» INPUT ROWS
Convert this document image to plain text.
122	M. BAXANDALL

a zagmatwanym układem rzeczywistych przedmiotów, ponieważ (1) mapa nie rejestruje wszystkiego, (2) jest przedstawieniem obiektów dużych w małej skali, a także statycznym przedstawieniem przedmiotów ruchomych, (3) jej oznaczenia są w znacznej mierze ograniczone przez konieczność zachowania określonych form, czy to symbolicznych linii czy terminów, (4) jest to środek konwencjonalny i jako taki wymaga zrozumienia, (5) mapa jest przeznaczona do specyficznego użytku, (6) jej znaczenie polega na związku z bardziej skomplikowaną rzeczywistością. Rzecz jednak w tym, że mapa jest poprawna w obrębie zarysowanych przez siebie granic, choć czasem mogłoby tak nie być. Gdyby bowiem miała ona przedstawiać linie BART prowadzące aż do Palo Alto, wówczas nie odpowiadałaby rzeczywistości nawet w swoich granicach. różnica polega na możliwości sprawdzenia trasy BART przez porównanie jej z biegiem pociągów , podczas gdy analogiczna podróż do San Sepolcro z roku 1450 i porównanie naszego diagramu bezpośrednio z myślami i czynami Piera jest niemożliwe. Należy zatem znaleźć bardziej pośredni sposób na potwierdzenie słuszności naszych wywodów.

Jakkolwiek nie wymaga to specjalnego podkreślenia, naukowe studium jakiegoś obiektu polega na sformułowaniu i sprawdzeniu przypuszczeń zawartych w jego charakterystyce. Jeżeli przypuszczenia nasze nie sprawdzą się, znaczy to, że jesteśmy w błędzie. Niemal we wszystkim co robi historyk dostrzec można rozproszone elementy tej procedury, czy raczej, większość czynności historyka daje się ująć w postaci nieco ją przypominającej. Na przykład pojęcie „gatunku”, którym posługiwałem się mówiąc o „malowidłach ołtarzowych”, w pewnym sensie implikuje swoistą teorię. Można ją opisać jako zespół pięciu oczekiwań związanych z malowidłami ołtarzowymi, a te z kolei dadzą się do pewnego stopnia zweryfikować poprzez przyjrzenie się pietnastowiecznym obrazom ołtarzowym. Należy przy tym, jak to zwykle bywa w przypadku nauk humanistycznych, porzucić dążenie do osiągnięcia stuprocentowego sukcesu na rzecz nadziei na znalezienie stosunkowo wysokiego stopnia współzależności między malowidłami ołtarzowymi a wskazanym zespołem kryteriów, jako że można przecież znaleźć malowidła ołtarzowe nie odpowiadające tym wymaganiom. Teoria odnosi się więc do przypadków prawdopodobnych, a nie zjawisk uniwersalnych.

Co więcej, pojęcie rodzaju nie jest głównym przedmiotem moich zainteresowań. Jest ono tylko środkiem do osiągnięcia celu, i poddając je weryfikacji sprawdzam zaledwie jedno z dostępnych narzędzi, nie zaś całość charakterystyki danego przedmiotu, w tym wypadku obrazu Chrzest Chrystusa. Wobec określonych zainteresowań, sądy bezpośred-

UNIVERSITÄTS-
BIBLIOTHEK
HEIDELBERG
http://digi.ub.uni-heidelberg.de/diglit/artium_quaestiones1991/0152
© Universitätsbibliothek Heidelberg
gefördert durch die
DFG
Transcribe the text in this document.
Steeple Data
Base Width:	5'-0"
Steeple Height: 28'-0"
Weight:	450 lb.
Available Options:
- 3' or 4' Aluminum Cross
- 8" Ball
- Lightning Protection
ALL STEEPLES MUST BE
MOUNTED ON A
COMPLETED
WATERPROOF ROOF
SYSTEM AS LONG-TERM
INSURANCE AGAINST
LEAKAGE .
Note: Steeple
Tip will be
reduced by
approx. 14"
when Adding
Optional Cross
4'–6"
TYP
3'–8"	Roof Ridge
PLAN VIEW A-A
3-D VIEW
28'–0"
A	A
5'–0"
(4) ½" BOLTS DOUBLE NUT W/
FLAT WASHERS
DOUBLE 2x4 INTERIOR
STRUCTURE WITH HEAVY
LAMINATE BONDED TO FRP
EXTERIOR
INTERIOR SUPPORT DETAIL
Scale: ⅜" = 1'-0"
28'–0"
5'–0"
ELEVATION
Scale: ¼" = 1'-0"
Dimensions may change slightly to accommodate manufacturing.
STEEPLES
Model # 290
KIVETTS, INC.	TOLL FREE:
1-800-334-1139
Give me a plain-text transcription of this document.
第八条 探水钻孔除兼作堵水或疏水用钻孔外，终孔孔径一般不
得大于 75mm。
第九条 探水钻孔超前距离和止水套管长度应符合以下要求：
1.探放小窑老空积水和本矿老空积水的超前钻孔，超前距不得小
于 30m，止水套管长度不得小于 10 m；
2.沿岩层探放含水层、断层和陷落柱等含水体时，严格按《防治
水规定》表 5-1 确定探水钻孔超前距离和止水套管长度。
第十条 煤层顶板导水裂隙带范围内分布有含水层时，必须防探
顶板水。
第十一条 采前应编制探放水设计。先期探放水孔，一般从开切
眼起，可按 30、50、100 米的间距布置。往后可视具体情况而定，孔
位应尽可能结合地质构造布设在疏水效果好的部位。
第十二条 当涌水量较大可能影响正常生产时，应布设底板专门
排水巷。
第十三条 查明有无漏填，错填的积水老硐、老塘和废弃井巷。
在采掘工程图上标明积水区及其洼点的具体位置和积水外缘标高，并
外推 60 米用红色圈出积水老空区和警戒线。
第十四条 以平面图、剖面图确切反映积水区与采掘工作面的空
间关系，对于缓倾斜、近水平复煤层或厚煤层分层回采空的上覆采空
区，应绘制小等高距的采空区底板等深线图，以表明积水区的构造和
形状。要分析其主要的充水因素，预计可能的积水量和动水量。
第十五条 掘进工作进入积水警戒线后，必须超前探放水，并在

» AIM
Take the lines above and retype all of them exactly.

» TASK ANSWER
Convert this document image to plain text.
122	M. BAXANDALL

a zagmatwanym układem rzeczywistych przedmiotów, ponieważ (1) mapa nie rejestruje wszystkiego, (2) jest przedstawieniem obiektów dużych w małej skali, a także statycznym przedstawieniem przedmiotów ruchomych, (3) jej oznaczenia są w znacznej mierze ograniczone przez konieczność zachowania określonych form, czy to symbolicznych linii czy terminów, (4) jest to środek konwencjonalny i jako taki wymaga zrozumienia, (5) mapa jest przeznaczona do specyficznego użytku, (6) jej znaczenie polega na związku z bardziej skomplikowaną rzeczywistością. Rzecz jednak w tym, że mapa jest poprawna w obrębie zarysowanych przez siebie granic, choć czasem mogłoby tak nie być. Gdyby bowiem miała ona przedstawiać linie BART prowadzące aż do Palo Alto, wówczas nie odpowiadałaby rzeczywistości nawet w swoich granicach. różnica polega na możliwości sprawdzenia trasy BART przez porównanie jej z biegiem pociągów , podczas gdy analogiczna podróż do San Sepolcro z roku 1450 i porównanie naszego diagramu bezpośrednio z myślami i czynami Piera jest niemożliwe. Należy zatem znaleźć bardziej pośredni sposób na potwierdzenie słuszności naszych wywodów.

Jakkolwiek nie wymaga to specjalnego podkreślenia, naukowe studium jakiegoś obiektu polega na sformułowaniu i sprawdzeniu przypuszczeń zawartych w jego charakterystyce. Jeżeli przypuszczenia nasze nie sprawdzą się, znaczy to, że jesteśmy w błędzie. Niemal we wszystkim co robi historyk dostrzec można rozproszone elementy tej procedury, czy raczej, większość czynności historyka daje się ująć w postaci nieco ją przypominającej. Na przykład pojęcie „gatunku”, którym posługiwałem się mówiąc o „malowidłach ołtarzowych”, w pewnym sensie implikuje swoistą teorię. Można ją opisać jako zespół pięciu oczekiwań związanych z malowidłami ołtarzowymi, a te z kolei dadzą się do pewnego stopnia zweryfikować poprzez przyjrzenie się pietnastowiecznym obrazom ołtarzowym. Należy przy tym, jak to zwykle bywa w przypadku nauk humanistycznych, porzucić dążenie do osiągnięcia stuprocentowego sukcesu na rzecz nadziei na znalezienie stosunkowo wysokiego stopnia współzależności między malowidłami ołtarzowymi a wskazanym zespołem kryteriów, jako że można przecież znaleźć malowidła ołtarzowe nie odpowiadające tym wymaganiom. Teoria odnosi się więc do przypadków prawdopodobnych, a nie zjawisk uniwersalnych.

Co więcej, pojęcie rodzaju nie jest głównym przedmiotem moich zainteresowań. Jest ono tylko środkiem do osiągnięcia celu, i poddając je weryfikacji sprawdzam zaledwie jedno z dostępnych narzędzi, nie zaś całość charakterystyki danego przedmiotu, w tym wypadku obrazu Chrzest Chrystusa. Wobec określonych zainteresowań, sądy bezpośred-

UNIVERSITÄTS-
BIBLIOTHEK
HEIDELBERG
http://digi.ub.uni-heidelberg.de/diglit/artium_quaestiones1991/0152
© Universitätsbibliothek Heidelberg
gefördert durch die
DFG
Transcribe the text in this document.
Steeple Data
Base Width:	5'-0"
Steeple Height: 28'-0"
Weight:	450 lb.
Available Options:
- 3' or 4' Aluminum Cross
- 8" Ball
- Lightning Protection
ALL STEEPLES MUST BE
MOUNTED ON A
COMPLETED
WATERPROOF ROOF
SYSTEM AS LONG-TERM
INSURANCE AGAINST
LEAKAGE .
Note: Steeple
Tip will be
reduced by
approx. 14"
when Adding
Optional Cross
4'–6"
TYP
3'–8"	Roof Ridge
PLAN VIEW A-A
3-D VIEW
28'–0"
A	A
5'–0"
(4) ½" BOLTS DOUBLE NUT W/
FLAT WASHERS
DOUBLE 2x4 INTERIOR
STRUCTURE WITH HEAVY
LAMINATE BONDED TO FRP
EXTERIOR
INTERIOR SUPPORT DETAIL
Scale: ⅜" = 1'-0"
28'–0"
5'–0"
ELEVATION
Scale: ¼" = 1'-0"
Dimensions may change slightly to accommodate manufacturing.
STEEPLES
Model # 290
KIVETTS, INC.	TOLL FREE:
1-800-334-1139
Give me a plain-text transcription of this document.
第八条 探水钻孔除兼作堵水或疏水用钻孔外，终孔孔径一般不
得大于 75mm。
第九条 探水钻孔超前距离和止水套管长度应符合以下要求：
1.探放小窑老空积水和本矿老空积水的超前钻孔，超前距不得小
于 30m，止水套管长度不得小于 10 m；
2.沿岩层探放含水层、断层和陷落柱等含水体时，严格按《防治
水规定》表 5-1 确定探水钻孔超前距离和止水套管长度。
第十条 煤层顶板导水裂隙带范围内分布有含水层时，必须防探
顶板水。
第十一条 采前应编制探放水设计。先期探放水孔，一般从开切
眼起，可按 30、50、100 米的间距布置。往后可视具体情况而定，孔
位应尽可能结合地质构造布设在疏水效果好的部位。
第十二条 当涌水量较大可能影响正常生产时，应布设底板专门
排水巷。
第十三条 查明有无漏填，错填的积水老硐、老塘和废弃井巷。
在采掘工程图上标明积水区及其洼点的具体位置和积水外缘标高，并
外推 60 米用红色圈出积水老空区和警戒线。
第十四条 以平面图、剖面图确切反映积水区与采掘工作面的空
间关系，对于缓倾斜、近水平复煤层或厚煤层分层回采空的上覆采空
区，应绘制小等高距的采空区底板等深线图，以表明积水区的构造和
形状。要分析其主要的充水因素，预计可能的积水量和动水量。
第十五条 掘进工作进入积水警戒线后，必须超前探放水，并在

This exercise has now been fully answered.